» **Work instructions**: Tally every line of the listing below that holds "Please", then give the tally alone.
+---+
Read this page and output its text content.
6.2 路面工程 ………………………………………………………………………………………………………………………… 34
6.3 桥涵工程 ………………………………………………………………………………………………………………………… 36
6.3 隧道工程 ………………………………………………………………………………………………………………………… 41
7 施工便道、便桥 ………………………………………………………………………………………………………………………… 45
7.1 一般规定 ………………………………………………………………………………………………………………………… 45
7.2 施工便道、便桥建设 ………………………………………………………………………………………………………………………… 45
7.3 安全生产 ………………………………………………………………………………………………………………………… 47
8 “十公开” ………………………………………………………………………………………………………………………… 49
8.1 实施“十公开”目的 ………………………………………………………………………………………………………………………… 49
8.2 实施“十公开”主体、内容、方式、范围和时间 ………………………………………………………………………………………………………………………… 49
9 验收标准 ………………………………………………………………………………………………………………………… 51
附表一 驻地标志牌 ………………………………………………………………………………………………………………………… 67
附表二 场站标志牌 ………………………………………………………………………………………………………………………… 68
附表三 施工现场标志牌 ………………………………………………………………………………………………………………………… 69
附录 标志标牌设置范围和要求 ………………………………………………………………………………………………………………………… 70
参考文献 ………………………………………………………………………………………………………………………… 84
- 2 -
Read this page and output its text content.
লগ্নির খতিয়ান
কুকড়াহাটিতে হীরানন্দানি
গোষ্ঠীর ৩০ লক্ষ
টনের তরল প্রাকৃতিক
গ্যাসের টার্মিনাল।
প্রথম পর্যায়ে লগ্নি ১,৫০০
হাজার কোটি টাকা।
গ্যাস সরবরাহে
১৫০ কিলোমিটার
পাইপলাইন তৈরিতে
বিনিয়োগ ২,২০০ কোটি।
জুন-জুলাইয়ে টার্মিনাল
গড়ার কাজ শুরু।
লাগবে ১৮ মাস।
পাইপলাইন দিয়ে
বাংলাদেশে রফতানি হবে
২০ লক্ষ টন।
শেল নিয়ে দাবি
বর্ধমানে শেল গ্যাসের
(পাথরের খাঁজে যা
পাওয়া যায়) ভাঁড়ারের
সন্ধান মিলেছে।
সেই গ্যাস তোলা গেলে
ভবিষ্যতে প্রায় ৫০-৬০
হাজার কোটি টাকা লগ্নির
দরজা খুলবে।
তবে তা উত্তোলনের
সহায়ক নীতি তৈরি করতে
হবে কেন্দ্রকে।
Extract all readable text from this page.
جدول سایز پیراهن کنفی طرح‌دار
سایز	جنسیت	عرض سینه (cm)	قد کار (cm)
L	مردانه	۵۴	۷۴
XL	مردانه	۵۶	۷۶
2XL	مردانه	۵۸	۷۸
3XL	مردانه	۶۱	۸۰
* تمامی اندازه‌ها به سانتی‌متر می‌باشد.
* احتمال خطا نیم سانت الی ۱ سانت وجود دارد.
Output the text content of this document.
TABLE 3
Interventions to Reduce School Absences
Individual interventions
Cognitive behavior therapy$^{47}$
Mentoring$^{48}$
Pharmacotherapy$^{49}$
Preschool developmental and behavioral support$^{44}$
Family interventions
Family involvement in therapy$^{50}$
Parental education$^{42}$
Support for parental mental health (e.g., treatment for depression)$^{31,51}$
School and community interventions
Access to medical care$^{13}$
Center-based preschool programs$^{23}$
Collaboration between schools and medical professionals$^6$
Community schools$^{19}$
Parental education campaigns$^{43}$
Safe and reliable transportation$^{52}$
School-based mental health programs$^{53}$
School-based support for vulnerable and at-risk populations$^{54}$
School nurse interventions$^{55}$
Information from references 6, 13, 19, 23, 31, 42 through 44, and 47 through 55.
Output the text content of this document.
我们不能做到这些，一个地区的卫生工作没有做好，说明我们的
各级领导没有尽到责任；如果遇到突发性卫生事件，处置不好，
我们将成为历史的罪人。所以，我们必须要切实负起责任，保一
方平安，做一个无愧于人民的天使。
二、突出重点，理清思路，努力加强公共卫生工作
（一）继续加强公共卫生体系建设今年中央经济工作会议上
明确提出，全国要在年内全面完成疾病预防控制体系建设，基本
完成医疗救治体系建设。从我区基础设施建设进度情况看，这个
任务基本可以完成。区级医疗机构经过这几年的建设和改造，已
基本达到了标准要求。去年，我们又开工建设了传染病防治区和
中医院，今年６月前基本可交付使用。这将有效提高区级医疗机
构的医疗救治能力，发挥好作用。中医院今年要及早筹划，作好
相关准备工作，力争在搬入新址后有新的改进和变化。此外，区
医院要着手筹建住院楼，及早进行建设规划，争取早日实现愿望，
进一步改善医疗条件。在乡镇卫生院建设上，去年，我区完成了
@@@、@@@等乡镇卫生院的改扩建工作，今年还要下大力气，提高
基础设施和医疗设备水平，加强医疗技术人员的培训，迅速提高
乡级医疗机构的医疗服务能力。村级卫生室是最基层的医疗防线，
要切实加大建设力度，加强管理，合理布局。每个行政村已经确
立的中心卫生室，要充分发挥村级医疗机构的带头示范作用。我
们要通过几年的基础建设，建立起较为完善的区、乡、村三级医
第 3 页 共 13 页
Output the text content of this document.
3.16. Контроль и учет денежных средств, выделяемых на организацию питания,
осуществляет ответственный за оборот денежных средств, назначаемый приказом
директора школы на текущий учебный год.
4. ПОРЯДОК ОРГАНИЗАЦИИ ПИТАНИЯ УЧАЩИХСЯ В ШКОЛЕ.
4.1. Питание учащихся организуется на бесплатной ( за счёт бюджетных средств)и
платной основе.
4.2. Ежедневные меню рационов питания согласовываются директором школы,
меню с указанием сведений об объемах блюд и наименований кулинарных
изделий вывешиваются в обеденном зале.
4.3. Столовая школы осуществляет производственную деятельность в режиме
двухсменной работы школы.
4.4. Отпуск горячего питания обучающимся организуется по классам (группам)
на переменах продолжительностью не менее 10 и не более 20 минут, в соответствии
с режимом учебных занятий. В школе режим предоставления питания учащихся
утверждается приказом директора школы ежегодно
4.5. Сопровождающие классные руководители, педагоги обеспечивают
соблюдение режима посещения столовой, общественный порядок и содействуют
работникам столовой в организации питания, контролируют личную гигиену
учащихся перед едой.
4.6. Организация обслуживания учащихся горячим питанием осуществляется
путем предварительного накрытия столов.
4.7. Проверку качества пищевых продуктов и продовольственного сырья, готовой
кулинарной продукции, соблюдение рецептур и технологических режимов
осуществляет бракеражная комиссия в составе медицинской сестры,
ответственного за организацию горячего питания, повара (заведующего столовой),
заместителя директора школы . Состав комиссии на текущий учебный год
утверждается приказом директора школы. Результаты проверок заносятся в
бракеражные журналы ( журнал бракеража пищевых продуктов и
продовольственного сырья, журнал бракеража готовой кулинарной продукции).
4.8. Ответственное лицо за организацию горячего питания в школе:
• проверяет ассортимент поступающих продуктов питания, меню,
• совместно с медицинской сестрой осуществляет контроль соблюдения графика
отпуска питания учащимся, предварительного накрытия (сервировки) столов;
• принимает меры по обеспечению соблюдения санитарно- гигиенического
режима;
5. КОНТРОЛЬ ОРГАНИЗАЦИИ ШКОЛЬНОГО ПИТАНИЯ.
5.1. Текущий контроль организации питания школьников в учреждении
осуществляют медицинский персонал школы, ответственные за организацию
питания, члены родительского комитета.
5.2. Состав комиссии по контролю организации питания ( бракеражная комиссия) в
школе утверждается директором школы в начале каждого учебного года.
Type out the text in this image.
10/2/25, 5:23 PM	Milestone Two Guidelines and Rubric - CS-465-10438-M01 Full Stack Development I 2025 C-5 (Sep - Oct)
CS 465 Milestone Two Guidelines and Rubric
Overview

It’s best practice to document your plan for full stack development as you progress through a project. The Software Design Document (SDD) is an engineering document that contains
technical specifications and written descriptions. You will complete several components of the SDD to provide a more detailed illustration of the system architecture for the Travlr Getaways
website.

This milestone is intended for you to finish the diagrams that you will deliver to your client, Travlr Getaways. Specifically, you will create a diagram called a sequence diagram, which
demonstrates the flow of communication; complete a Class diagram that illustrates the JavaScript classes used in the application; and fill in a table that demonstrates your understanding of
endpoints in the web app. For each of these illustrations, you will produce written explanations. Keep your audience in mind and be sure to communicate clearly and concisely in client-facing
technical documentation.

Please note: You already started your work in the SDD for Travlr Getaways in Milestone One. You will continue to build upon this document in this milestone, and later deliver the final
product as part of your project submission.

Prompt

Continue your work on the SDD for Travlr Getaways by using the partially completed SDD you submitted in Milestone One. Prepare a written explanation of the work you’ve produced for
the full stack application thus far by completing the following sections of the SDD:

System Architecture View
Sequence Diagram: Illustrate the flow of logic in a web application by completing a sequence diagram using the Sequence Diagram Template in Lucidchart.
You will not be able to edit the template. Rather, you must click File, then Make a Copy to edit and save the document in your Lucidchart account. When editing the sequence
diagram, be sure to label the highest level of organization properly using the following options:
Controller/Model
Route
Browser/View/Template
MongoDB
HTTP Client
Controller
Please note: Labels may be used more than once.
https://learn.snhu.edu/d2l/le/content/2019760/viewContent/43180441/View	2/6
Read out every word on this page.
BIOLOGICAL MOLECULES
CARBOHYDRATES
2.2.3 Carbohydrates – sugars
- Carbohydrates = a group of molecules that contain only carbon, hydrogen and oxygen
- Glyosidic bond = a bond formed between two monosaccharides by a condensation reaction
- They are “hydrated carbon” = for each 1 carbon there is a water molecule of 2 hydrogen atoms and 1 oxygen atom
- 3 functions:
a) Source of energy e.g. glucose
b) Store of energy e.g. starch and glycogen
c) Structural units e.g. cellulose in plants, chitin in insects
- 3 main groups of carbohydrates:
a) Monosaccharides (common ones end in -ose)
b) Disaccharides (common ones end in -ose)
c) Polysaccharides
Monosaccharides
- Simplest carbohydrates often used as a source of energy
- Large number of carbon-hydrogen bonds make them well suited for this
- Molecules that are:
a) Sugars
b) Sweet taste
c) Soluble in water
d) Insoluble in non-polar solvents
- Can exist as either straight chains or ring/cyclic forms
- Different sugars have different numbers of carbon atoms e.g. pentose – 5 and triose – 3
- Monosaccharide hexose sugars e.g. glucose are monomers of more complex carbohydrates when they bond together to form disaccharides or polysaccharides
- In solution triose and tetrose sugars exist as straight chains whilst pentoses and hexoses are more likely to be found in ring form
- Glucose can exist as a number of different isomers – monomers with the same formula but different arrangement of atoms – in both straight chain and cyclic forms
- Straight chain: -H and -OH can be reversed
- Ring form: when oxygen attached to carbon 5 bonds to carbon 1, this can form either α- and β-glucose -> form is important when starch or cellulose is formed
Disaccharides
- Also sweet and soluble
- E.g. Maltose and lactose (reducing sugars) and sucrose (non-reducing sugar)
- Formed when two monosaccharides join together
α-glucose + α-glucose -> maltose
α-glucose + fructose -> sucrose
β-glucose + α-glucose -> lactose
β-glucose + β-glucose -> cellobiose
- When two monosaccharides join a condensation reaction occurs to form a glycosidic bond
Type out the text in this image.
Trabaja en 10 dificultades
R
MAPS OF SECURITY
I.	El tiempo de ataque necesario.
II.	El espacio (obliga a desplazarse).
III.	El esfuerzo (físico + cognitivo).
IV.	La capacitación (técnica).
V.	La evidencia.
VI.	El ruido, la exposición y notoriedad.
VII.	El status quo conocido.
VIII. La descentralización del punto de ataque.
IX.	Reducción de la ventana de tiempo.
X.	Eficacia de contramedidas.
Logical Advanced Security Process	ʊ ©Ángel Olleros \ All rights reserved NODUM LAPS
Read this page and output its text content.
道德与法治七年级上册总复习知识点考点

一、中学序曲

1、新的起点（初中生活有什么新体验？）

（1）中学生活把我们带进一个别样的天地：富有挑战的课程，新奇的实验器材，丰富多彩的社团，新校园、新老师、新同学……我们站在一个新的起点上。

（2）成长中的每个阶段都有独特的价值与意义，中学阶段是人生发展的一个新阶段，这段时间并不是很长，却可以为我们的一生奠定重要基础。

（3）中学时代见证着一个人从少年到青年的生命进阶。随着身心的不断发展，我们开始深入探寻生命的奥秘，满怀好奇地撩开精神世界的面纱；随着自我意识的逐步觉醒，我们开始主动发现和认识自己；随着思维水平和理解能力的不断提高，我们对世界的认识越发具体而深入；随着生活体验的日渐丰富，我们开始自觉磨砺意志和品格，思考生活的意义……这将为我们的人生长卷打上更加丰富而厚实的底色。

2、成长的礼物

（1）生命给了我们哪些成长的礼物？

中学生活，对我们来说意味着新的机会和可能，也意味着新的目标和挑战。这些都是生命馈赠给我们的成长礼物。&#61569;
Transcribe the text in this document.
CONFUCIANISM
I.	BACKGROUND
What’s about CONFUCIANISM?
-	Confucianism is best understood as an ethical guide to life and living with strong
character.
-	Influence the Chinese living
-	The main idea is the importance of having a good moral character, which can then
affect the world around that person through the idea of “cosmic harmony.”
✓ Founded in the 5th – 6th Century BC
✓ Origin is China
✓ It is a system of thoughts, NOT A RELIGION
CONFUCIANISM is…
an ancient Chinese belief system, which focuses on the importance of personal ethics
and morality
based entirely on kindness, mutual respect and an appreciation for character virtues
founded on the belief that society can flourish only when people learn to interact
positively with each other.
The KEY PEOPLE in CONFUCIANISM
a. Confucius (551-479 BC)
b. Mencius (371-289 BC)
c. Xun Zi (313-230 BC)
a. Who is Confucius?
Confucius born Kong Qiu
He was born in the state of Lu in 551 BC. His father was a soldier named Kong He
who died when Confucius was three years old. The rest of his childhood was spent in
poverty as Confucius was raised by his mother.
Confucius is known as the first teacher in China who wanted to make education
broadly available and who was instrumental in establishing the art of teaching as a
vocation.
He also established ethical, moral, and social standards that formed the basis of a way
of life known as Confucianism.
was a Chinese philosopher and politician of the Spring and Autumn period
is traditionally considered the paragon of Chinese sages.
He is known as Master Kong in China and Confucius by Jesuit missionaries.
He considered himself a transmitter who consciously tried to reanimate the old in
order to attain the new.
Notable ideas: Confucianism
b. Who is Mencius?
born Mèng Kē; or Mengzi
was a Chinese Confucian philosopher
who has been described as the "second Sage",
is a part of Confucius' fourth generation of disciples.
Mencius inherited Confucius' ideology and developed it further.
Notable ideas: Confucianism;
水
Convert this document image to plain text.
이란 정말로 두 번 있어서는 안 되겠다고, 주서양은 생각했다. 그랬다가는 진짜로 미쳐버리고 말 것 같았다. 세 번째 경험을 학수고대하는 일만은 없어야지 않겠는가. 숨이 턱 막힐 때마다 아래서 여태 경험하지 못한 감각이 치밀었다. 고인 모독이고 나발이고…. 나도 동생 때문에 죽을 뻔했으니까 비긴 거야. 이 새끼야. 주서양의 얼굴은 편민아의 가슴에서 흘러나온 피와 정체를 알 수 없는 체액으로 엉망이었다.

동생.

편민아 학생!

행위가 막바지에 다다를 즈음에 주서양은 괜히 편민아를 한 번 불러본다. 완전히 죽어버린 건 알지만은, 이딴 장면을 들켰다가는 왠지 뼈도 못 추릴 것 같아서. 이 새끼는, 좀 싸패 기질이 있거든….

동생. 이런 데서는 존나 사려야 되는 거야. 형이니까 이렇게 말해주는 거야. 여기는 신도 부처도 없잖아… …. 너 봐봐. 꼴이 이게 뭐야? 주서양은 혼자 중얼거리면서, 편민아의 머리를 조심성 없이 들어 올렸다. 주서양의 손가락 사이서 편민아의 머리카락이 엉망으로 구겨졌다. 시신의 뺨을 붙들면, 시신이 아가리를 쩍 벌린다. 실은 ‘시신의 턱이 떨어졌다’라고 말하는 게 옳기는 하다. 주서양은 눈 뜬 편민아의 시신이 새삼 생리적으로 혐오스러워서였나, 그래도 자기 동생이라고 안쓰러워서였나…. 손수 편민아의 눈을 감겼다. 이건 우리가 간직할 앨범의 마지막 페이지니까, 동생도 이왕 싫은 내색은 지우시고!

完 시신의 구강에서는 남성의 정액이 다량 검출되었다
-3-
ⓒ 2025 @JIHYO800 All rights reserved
+---+
» **Response to the exercise**: 2